__Stated goal__
Pick out every line holding the string "无论顺境或逆境" and copy it.
##########
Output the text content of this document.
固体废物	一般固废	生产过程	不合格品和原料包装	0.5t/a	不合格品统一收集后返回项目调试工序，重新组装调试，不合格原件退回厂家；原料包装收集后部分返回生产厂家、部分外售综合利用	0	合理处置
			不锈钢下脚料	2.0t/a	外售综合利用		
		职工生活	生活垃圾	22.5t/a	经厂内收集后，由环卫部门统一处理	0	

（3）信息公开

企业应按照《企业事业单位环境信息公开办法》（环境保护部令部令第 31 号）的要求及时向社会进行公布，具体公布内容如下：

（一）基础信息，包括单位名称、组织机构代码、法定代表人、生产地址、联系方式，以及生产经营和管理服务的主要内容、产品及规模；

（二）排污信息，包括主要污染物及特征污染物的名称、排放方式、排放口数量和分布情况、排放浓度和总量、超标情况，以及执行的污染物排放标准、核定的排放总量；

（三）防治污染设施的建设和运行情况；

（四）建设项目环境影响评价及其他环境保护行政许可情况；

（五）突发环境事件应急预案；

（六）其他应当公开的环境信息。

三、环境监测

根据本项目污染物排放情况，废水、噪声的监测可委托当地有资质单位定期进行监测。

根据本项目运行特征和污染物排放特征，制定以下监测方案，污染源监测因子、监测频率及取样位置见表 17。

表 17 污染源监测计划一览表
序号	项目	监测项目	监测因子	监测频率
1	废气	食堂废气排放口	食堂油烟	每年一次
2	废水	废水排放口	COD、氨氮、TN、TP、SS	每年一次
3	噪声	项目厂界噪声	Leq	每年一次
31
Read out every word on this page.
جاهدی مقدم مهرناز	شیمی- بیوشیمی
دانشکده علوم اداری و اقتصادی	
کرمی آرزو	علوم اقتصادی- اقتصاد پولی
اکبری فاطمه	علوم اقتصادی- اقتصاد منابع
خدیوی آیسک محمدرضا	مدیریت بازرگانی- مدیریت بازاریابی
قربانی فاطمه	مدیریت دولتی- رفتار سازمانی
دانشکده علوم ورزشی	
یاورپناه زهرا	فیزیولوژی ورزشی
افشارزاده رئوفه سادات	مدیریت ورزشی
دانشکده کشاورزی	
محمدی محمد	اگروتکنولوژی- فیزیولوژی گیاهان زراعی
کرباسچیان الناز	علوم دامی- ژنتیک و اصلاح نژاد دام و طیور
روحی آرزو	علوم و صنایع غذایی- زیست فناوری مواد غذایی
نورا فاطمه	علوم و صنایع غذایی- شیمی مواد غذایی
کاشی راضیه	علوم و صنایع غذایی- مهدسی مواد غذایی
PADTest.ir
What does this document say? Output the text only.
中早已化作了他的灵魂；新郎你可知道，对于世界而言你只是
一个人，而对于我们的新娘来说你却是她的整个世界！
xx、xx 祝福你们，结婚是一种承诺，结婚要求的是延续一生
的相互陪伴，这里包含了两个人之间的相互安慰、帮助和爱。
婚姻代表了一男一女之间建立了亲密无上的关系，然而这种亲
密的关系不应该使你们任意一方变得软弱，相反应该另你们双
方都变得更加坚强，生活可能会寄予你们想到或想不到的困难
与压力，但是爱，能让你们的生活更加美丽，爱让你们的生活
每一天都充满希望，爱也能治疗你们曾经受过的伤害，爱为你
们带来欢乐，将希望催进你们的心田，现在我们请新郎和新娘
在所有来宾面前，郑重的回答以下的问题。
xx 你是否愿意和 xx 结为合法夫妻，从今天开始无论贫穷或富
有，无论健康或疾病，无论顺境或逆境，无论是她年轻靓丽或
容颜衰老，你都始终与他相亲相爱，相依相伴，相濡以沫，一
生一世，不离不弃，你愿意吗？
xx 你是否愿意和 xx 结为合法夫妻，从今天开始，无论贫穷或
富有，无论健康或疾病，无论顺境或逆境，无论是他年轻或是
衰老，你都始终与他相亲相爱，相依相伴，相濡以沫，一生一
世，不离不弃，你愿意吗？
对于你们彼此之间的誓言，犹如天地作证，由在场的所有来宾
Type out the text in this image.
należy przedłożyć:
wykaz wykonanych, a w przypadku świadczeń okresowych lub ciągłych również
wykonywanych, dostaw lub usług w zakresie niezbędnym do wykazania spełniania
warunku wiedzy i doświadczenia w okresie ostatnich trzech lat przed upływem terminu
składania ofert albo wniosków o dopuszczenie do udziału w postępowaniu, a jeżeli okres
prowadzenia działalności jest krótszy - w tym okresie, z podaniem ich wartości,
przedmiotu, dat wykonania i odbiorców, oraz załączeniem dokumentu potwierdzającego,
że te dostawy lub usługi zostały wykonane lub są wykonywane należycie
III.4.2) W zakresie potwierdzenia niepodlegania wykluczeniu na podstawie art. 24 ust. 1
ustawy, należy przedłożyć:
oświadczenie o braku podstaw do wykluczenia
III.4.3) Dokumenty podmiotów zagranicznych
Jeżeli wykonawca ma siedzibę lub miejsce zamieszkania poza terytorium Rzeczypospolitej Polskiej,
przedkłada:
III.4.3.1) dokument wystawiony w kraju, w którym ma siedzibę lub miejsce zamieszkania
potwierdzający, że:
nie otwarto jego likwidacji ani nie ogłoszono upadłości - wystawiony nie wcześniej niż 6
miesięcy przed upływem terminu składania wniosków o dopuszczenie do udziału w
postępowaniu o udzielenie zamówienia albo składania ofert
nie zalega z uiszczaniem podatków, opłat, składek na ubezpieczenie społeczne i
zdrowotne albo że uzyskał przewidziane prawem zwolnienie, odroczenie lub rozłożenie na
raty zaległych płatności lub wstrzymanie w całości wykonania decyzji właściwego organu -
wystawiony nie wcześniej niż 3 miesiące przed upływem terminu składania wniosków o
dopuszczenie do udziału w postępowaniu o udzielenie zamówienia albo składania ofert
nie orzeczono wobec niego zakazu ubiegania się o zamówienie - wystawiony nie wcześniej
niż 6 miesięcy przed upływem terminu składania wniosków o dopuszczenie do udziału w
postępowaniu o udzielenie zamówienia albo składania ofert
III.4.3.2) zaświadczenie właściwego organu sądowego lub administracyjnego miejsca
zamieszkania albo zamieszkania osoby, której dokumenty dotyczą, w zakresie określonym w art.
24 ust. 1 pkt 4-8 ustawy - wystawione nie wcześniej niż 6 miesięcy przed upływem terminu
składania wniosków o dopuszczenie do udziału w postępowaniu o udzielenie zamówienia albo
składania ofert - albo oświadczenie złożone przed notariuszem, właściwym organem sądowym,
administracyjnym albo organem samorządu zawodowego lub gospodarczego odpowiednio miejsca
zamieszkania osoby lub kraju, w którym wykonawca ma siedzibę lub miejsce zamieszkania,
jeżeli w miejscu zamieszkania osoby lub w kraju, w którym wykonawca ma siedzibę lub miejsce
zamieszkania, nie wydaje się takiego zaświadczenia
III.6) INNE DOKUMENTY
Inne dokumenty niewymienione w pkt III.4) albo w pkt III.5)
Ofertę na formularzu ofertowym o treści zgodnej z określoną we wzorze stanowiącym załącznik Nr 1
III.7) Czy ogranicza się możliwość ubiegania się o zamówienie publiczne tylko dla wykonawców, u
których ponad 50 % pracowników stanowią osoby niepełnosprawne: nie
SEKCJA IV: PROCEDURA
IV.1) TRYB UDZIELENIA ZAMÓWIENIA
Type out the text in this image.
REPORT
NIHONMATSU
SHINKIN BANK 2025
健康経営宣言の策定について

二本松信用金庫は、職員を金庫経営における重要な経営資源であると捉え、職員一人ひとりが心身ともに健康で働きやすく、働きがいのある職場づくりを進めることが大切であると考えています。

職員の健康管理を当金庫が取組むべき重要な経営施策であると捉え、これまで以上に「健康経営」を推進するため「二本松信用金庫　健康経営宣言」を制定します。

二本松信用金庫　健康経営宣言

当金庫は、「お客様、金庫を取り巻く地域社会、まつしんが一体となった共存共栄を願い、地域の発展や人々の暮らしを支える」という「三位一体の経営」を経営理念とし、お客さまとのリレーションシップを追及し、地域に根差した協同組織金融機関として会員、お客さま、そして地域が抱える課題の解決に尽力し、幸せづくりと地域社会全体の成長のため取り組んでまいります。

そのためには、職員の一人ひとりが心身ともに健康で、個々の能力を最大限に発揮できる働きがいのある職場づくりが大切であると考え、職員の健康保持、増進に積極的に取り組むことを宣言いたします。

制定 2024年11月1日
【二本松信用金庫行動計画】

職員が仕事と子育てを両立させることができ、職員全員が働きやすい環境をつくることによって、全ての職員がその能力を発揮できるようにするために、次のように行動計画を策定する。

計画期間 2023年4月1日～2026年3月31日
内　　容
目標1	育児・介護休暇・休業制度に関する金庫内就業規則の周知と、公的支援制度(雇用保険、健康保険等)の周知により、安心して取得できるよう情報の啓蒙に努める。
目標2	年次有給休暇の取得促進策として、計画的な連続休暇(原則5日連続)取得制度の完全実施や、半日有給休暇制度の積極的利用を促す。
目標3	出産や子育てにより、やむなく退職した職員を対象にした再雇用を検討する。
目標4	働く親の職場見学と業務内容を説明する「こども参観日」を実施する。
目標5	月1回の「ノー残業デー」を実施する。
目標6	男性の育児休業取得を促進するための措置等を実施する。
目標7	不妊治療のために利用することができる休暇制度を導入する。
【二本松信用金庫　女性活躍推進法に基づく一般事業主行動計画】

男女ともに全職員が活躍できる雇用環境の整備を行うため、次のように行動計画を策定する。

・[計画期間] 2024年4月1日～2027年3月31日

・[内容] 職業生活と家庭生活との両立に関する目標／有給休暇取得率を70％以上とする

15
##########
__Solution to this problem__
有，无论健康或疾病，无论顺境或逆境，无论是她年轻靓丽或
富有，无论健康或疾病，无论顺境或逆境，无论是他年轻或是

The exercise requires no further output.